-- Begin --
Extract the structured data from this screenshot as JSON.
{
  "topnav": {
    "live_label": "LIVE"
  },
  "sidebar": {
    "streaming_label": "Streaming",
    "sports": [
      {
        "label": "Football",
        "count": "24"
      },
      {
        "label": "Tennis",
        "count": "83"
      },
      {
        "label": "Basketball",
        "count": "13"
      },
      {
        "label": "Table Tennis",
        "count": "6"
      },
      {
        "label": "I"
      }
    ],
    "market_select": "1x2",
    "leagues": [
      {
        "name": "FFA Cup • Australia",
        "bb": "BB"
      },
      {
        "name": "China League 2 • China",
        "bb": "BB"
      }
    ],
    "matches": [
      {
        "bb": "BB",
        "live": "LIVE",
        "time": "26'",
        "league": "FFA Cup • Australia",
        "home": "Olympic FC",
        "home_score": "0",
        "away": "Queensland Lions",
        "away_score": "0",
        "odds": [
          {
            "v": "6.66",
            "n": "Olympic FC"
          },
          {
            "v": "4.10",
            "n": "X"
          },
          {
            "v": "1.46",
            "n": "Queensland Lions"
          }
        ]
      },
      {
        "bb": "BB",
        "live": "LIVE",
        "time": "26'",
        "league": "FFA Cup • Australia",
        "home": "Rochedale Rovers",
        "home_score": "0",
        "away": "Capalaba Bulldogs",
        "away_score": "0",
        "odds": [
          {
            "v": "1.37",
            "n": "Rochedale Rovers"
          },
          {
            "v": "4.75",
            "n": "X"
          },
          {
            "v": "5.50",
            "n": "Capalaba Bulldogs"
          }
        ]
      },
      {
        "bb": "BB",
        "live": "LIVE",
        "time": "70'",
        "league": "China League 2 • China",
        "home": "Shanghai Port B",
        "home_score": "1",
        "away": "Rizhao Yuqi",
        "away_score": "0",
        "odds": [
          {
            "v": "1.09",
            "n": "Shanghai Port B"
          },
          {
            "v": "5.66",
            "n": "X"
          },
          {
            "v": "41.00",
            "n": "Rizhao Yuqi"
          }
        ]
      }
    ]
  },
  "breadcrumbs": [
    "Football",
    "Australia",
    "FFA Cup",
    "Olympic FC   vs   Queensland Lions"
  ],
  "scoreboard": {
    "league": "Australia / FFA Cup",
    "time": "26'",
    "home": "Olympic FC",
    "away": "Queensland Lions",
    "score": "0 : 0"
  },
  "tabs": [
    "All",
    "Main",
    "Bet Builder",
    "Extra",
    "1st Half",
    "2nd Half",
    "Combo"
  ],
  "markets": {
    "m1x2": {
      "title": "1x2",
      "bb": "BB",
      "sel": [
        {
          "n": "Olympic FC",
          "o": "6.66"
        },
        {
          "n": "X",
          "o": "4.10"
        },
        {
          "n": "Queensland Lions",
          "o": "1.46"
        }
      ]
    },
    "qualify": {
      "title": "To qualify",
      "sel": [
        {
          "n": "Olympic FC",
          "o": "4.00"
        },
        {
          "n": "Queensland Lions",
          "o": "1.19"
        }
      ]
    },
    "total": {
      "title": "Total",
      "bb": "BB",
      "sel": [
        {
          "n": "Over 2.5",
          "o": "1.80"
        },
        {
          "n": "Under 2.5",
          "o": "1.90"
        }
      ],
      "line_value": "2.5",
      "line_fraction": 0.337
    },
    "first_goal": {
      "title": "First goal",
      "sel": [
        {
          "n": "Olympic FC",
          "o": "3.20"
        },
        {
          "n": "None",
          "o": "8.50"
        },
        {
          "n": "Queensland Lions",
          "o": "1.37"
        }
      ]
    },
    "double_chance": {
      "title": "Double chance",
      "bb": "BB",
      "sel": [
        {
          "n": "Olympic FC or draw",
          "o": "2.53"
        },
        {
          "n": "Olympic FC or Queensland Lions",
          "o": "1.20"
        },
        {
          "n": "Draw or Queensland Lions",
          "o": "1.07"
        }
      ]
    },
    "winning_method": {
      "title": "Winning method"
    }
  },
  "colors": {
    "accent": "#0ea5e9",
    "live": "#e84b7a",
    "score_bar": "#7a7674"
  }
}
-- End --
Exercise:
Return every line exactly.

Exercise response:
Extract the structured data from this screenshot as JSON.
{
  "topnav": {
    "live_label": "LIVE"
  },
  "sidebar": {
    "streaming_label": "Streaming",
    "sports": [
      {
        "label": "Football",
        "count": "24"
      },
      {
        "label": "Tennis",
        "count": "83"
      },
      {
        "label": "Basketball",
        "count": "13"
      },
      {
        "label": "Table Tennis",
        "count": "6"
      },
      {
        "label": "I"
      }
    ],
    "market_select": "1x2",
    "leagues": [
      {
        "name": "FFA Cup • Australia",
        "bb": "BB"
      },
      {
        "name": "China League 2 • China",
        "bb": "BB"
      }
    ],
    "matches": [
      {
        "bb": "BB",
        "live": "LIVE",
        "time": "26'",
        "league": "FFA Cup • Australia",
        "home": "Olympic FC",
        "home_score": "0",
        "away": "Queensland Lions",
        "away_score": "0",
        "odds": [
          {
            "v": "6.66",
            "n": "Olympic FC"
          },
          {
            "v": "4.10",
            "n": "X"
          },
          {
            "v": "1.46",
            "n": "Queensland Lions"
          }
        ]
      },
      {
        "bb": "BB",
        "live": "LIVE",
        "time": "26'",
        "league": "FFA Cup • Australia",
        "home": "Rochedale Rovers",
        "home_score": "0",
        "away": "Capalaba Bulldogs",
        "away_score": "0",
        "odds": [
          {
            "v": "1.37",
            "n": "Rochedale Rovers"
          },
          {
            "v": "4.75",
            "n": "X"
          },
          {
            "v": "5.50",
            "n": "Capalaba Bulldogs"
          }
        ]
      },
      {
        "bb": "BB",
        "live": "LIVE",
        "time": "70'",
        "league": "China League 2 • China",
        "home": "Shanghai Port B",
        "home_score": "1",
        "away": "Rizhao Yuqi",
        "away_score": "0",
        "odds": [
          {
            "v": "1.09",
            "n": "Shanghai Port B"
          },
          {
            "v": "5.66",
            "n": "X"
          },
          {
            "v": "41.00",
            "n": "Rizhao Yuqi"
          }
        ]
      }
    ]
  },
  "breadcrumbs": [
    "Football",
    "Australia",
    "FFA Cup",
    "Olympic FC   vs   Queensland Lions"
  ],
  "scoreboard": {
    "league": "Australia / FFA Cup",
    "time": "26'",
    "home": "Olympic FC",
    "away": "Queensland Lions",
    "score": "0 : 0"
  },
  "tabs": [
    "All",
    "Main",
    "Bet Builder",
    "Extra",
    "1st Half",
    "2nd Half",
    "Combo"
  ],
  "markets": {
    "m1x2": {
      "title": "1x2",
      "bb": "BB",
      "sel": [
        {
          "n": "Olympic FC",
          "o": "6.66"
        },
        {
          "n": "X",
          "o": "4.10"
        },
        {
          "n": "Queensland Lions",
          "o": "1.46"
        }
      ]
    },
    "qualify": {
      "title": "To qualify",
      "sel": [
        {
          "n": "Olympic FC",
          "o": "4.00"
        },
        {
          "n": "Queensland Lions",
          "o": "1.19"
        }
      ]
    },
    "total": {
      "title": "Total",
      "bb": "BB",
      "sel": [
        {
          "n": "Over 2.5",
          "o": "1.80"
        },
        {
          "n": "Under 2.5",
          "o": "1.90"
        }
      ],
      "line_value": "2.5",
      "line_fraction": 0.337
    },
    "first_goal": {
      "title": "First goal",
      "sel": [
        {
          "n": "Olympic FC",
          "o": "3.20"
        },
        {
          "n": "None",
          "o": "8.50"
        },
        {
          "n": "Queensland Lions",
          "o": "1.37"
        }
      ]
    },
    "double_chance": {
      "title": "Double chance",
      "bb": "BB",
      "sel": [
        {
          "n": "Olympic FC or draw",
          "o": "2.53"
        },
        {
          "n": "Olympic FC or Queensland Lions",
          "o": "1.20"
        },
        {
          "n": "Draw or Queensland Lions",
          "o": "1.07"
        }
      ]
    },
    "winning_method": {
      "title": "Winning method"
    }
  },
  "colors": {
    "accent": "#0ea5e9",
    "live": "#e84b7a",
    "score_bar": "#7a7674"
  }
}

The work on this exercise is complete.